Request
Retype the complete listing exactly as it appears.

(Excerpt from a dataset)
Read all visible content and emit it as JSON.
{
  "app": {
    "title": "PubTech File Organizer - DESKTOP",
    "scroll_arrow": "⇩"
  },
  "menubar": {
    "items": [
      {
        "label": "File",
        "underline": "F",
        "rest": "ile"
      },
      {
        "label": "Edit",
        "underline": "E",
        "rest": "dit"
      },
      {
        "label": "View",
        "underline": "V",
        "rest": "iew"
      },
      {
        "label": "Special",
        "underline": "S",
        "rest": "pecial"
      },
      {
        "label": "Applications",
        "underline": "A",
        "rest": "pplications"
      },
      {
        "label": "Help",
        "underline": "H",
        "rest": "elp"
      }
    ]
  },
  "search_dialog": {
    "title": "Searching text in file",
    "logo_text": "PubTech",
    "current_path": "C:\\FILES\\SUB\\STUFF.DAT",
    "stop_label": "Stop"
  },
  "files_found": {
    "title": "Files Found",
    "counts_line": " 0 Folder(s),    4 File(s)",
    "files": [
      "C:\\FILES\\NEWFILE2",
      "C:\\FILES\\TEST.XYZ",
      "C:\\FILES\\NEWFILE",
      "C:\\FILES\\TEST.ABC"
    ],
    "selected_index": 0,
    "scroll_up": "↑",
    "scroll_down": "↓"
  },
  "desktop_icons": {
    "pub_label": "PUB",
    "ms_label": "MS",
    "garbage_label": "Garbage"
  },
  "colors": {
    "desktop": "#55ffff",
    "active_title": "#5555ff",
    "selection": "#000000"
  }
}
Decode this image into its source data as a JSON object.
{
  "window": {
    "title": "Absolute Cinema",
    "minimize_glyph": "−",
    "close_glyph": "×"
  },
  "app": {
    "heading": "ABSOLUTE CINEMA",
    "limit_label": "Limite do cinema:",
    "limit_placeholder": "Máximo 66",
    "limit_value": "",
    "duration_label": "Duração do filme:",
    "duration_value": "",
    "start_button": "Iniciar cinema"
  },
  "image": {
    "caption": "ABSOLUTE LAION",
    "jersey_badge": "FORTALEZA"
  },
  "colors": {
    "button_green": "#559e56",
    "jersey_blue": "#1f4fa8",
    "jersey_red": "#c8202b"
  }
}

Solved problem
Read all visible content and emit it as JSON.
{
  "app": {
    "title": "PubTech File Organizer - DESKTOP",
    "scroll_arrow": "⇩"
  },
  "menubar": {
    "items": [
      {
        "label": "File",
        "underline": "F",
        "rest": "ile"
      },
      {
        "label": "Edit",
        "underline": "E",
        "rest": "dit"
      },
      {
        "label": "View",
        "underline": "V",
        "rest": "iew"
      },
      {
        "label": "Special",
        "underline": "S",
        "rest": "pecial"
      },
      {
        "label": "Applications",
        "underline": "A",
        "rest": "pplications"
      },
      {
        "label": "Help",
        "underline": "H",
        "rest": "elp"
      }
    ]
  },
  "search_dialog": {
    "title": "Searching text in file",
    "logo_text": "PubTech",
    "current_path": "C:\\FILES\\SUB\\STUFF.DAT",
    "stop_label": "Stop"
  },
  "files_found": {
    "title": "Files Found",
    "counts_line": " 0 Folder(s),    4 File(s)",
    "files": [
      "C:\\FILES\\NEWFILE2",
      "C:\\FILES\\TEST.XYZ",
      "C:\\FILES\\NEWFILE",
      "C:\\FILES\\TEST.ABC"
    ],
    "selected_index": 0,
    "scroll_up": "↑",
    "scroll_down": "↓"
  },
  "desktop_icons": {
    "pub_label": "PUB",
    "ms_label": "MS",
    "garbage_label": "Garbage"
  },
  "colors": {
    "desktop": "#55ffff",
    "active_title": "#5555ff",
    "selection": "#000000"
  }
}
Decode this image into its source data as a JSON object.
{
  "window": {
    "title": "Absolute Cinema",
    "minimize_glyph": "−",
    "close_glyph": "×"
  },
  "app": {
    "heading": "ABSOLUTE CINEMA",
    "limit_label": "Limite do cinema:",
    "limit_placeholder": "Máximo 66",
    "limit_value": "",
    "duration_label": "Duração do filme:",
    "duration_value": "",
    "start_button": "Iniciar cinema"
  },
  "image": {
    "caption": "ABSOLUTE LAION",
    "jersey_badge": "FORTALEZA"
  },
  "colors": {
    "button_green": "#559e56",
    "jersey_blue": "#1f4fa8",
    "jersey_red": "#c8202b"
  }
}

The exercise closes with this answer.